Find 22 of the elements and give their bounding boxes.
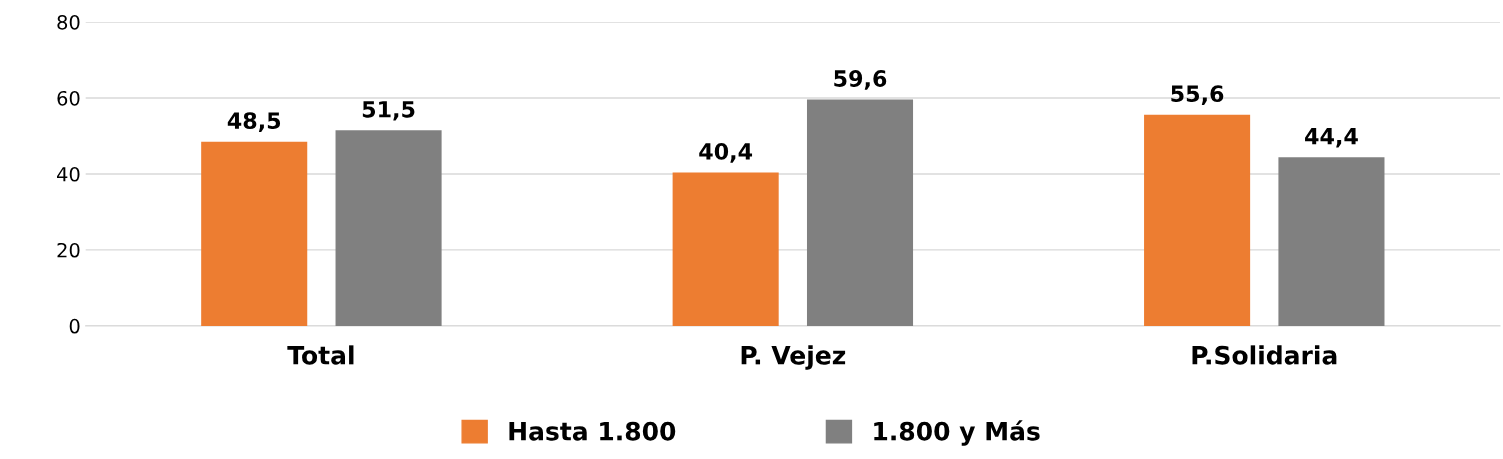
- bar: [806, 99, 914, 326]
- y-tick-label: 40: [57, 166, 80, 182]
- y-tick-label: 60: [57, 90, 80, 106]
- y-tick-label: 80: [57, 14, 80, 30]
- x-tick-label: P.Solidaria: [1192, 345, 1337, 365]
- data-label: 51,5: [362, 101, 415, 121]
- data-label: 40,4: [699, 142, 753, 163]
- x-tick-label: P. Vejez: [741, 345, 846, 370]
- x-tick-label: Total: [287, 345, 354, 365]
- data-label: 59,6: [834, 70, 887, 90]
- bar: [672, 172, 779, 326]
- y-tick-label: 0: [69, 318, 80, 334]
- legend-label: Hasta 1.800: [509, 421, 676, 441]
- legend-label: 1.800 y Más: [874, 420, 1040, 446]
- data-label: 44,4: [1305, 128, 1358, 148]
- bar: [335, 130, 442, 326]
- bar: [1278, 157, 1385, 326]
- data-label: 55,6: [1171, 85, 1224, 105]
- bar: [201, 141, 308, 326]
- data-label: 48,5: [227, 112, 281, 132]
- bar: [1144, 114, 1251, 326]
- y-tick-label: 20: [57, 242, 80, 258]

* * *

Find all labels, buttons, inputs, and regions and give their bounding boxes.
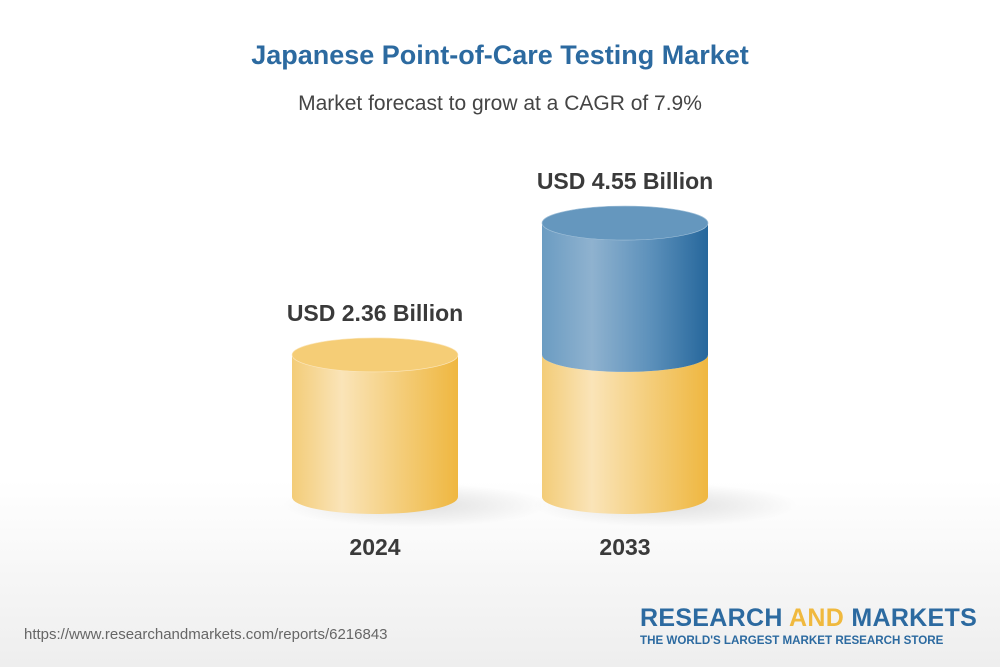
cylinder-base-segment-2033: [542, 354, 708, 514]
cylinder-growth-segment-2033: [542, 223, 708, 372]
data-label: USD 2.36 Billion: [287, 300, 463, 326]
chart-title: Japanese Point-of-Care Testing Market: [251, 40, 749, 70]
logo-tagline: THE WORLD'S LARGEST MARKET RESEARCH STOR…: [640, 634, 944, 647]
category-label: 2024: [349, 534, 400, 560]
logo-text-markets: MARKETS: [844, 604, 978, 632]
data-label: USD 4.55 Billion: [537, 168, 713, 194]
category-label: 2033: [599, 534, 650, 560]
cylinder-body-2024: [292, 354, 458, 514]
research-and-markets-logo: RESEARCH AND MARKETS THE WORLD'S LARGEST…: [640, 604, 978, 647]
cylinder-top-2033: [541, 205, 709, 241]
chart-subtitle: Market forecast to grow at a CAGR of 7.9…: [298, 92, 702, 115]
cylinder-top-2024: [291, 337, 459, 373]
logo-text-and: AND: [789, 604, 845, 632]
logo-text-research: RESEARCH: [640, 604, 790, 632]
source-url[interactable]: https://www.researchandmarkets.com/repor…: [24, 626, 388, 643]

§ **Brief**
Repeat the lines unchanged, starting with the line that contains "cylinder-base-segment-2033: [542, 354, 708, 514]" and going on through the line that contains "category-label: 2033: [599, 534, 650, 560]".

§ **Solution below**
cylinder-base-segment-2033: [542, 354, 708, 514]
cylinder-growth-segment-2033: [542, 223, 708, 372]
data-label: USD 2.36 Billion: [287, 300, 463, 326]
chart-title: Japanese Point-of-Care Testing Market: [251, 40, 749, 70]
logo-tagline: THE WORLD'S LARGEST MARKET RESEARCH STOR…: [640, 634, 944, 647]
category-label: 2024: [349, 534, 400, 560]
logo-text-markets: MARKETS: [844, 604, 978, 632]
data-label: USD 4.55 Billion: [537, 168, 713, 194]
category-label: 2033: [599, 534, 650, 560]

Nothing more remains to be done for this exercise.